* **GOAL**: Show every line that has the string "如果不兑现" in it.

* **DATASET EXTRACT**:
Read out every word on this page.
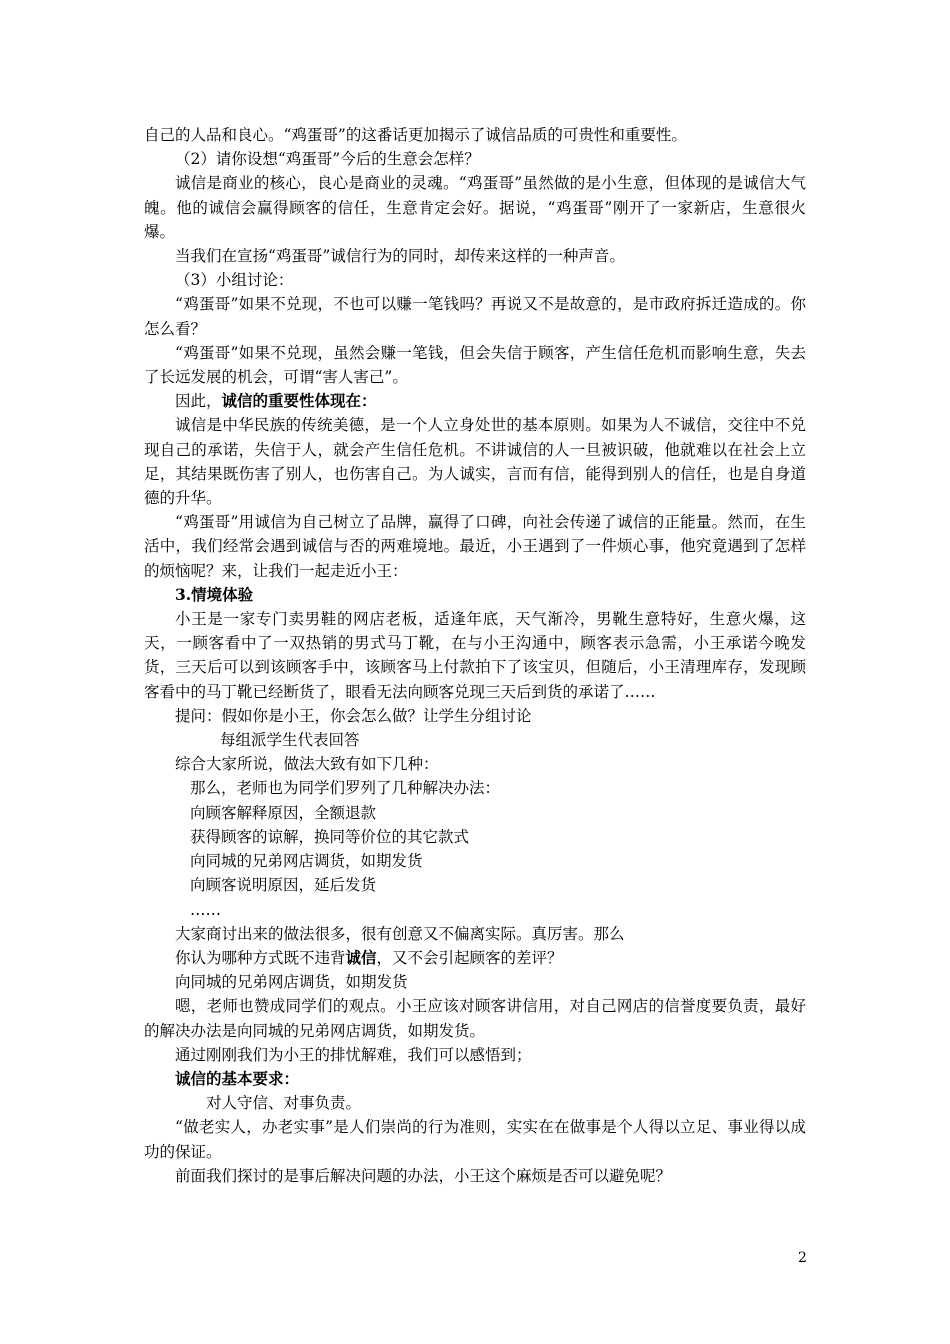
自己的人品和良心。“鸡蛋哥”的这番话更加揭示了诚信品质的可贵性和重要性。

（2）请你设想“鸡蛋哥”今后的生意会怎样？

诚信是商业的核心，良心是商业的灵魂。“鸡蛋哥”虽然做的是小生意，但体现的是诚信大气魄。他的诚信会赢得顾客的信任，生意肯定会好。据说，“鸡蛋哥”刚开了一家新店，生意很火爆。

当我们在宣扬“鸡蛋哥”诚信行为的同时，却传来这样的一种声音。

（3）小组讨论：

“鸡蛋哥”如果不兑现，不也可以赚一笔钱吗？再说又不是故意的，是市政府拆迁造成的。你怎么看？

“鸡蛋哥”如果不兑现，虽然会赚一笔钱，但会失信于顾客，产生信任危机而影响生意，失去了长远发展的机会，可谓“害人害己”。

因此，诚信的重要性体现在：

诚信是中华民族的传统美德，是一个人立身处世的基本原则。如果为人不诚信，交往中不兑现自己的承诺，失信于人，就会产生信任危机。不讲诚信的人一旦被识破，他就难以在社会上立足，其结果既伤害了别人，也伤害自己。为人诚实，言而有信，能得到别人的信任，也是自身道德的升华。

“鸡蛋哥”用诚信为自己树立了品牌，赢得了口碑，向社会传递了诚信的正能量。然而，在生活中，我们经常会遇到诚信与否的两难境地。最近，小王遇到了一件烦心事，他究竟遇到了怎样的烦恼呢？来，让我们一起走近小王：

3.情境体验

小王是一家专门卖男鞋的网店老板，适逢年底，天气渐冷，男靴生意特好，生意火爆，这天，一顾客看中了一双热销的男式马丁靴，在与小王沟通中，顾客表示急需，小王承诺今晚发货，三天后可以到该顾客手中，该顾客马上付款拍下了该宝贝，但随后，小王清理库存，发现顾客看中的马丁靴已经断货了，眼看无法向顾客兑现三天后到货的承诺了……

提问：假如你是小王，你会怎么做？让学生分组讨论

每组派学生代表回答

综合大家所说，做法大致有如下几种：

那么，老师也为同学们罗列了几种解决办法：

向顾客解释原因，全额退款

获得顾客的谅解，换同等价位的其它款式

向同城的兄弟网店调货，如期发货

向顾客说明原因，延后发货

……

大家商讨出来的做法很多，很有创意又不偏离实际。真厉害。那么

你认为哪种方式既不违背诚信，又不会引起顾客的差评？

向同城的兄弟网店调货，如期发货

嗯，老师也赞成同学们的观点。小王应该对顾客讲信用，对自己网店的信誉度要负责，最好的解决办法是向同城的兄弟网店调货，如期发货。

通过刚刚我们为小王的排忧解难，我们可以感悟到；

诚信的基本要求：

对人守信、对事负责。

“做老实人，办老实事”是人们崇尚的行为准则，实实在在做事是个人得以立足、事业得以成功的保证。

前面我们探讨的是事后解决问题的办法，小王这个麻烦是否可以避免呢？

2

* **RESPONSE BELOW**:
“鸡蛋哥”如果不兑现，不也可以赚一笔钱吗？再说又不是故意的，是市政府拆迁造成的。你怎么看？
“鸡蛋哥”如果不兑现，虽然会赚一笔钱，但会失信于顾客，产生信任危机而影响生意，失去了长远发展的机会，可谓“害人害己”。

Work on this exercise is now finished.